| Problem to work on |
Write out the records below once more, exactly as they stand.

___ Records provided

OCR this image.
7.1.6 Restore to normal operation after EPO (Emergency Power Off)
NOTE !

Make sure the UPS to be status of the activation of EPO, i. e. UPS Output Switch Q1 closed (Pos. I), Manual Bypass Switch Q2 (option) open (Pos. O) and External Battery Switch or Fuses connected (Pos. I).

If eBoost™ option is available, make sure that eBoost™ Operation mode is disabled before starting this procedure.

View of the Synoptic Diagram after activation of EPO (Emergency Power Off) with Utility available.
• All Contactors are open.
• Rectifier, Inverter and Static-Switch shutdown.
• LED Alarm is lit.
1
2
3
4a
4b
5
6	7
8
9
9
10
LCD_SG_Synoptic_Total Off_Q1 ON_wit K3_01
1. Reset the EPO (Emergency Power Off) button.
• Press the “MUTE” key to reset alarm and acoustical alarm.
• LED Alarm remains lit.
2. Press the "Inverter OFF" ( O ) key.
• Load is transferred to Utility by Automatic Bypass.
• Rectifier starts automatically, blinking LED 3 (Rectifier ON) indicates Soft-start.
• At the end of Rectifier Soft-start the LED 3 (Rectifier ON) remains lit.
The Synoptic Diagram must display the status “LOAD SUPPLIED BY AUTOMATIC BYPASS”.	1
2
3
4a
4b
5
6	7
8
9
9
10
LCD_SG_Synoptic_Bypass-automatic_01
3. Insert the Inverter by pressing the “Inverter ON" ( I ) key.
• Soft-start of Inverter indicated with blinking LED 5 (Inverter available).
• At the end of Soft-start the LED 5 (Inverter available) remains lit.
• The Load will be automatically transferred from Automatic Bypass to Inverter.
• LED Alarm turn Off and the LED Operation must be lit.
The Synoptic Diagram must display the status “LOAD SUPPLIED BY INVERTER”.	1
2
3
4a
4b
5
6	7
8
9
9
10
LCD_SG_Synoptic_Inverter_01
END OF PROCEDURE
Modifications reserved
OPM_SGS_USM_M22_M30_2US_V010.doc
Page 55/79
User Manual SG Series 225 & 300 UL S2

______

| Reply |
OCR this image.
7.1.6 Restore to normal operation after EPO (Emergency Power Off)
NOTE !

Make sure the UPS to be status of the activation of EPO, i. e. UPS Output Switch Q1 closed (Pos. I), Manual Bypass Switch Q2 (option) open (Pos. O) and External Battery Switch or Fuses connected (Pos. I).

If eBoost™ option is available, make sure that eBoost™ Operation mode is disabled before starting this procedure.

View of the Synoptic Diagram after activation of EPO (Emergency Power Off) with Utility available.
• All Contactors are open.
• Rectifier, Inverter and Static-Switch shutdown.
• LED Alarm is lit.
1
2
3
4a
4b
5
6	7
8
9
9
10
LCD_SG_Synoptic_Total Off_Q1 ON_wit K3_01
1. Reset the EPO (Emergency Power Off) button.
• Press the “MUTE” key to reset alarm and acoustical alarm.
• LED Alarm remains lit.
2. Press the "Inverter OFF" ( O ) key.
• Load is transferred to Utility by Automatic Bypass.
• Rectifier starts automatically, blinking LED 3 (Rectifier ON) indicates Soft-start.
• At the end of Rectifier Soft-start the LED 3 (Rectifier ON) remains lit.
The Synoptic Diagram must display the status “LOAD SUPPLIED BY AUTOMATIC BYPASS”.	1
2
3
4a
4b
5
6	7
8
9
9
10
LCD_SG_Synoptic_Bypass-automatic_01
3. Insert the Inverter by pressing the “Inverter ON" ( I ) key.
• Soft-start of Inverter indicated with blinking LED 5 (Inverter available).
• At the end of Soft-start the LED 5 (Inverter available) remains lit.
• The Load will be automatically transferred from Automatic Bypass to Inverter.
• LED Alarm turn Off and the LED Operation must be lit.
The Synoptic Diagram must display the status “LOAD SUPPLIED BY INVERTER”.	1
2
3
4a
4b
5
6	7
8
9
9
10
LCD_SG_Synoptic_Inverter_01
END OF PROCEDURE
Modifications reserved
OPM_SGS_USM_M22_M30_2US_V010.doc
Page 55/79
User Manual SG Series 225 & 300 UL S2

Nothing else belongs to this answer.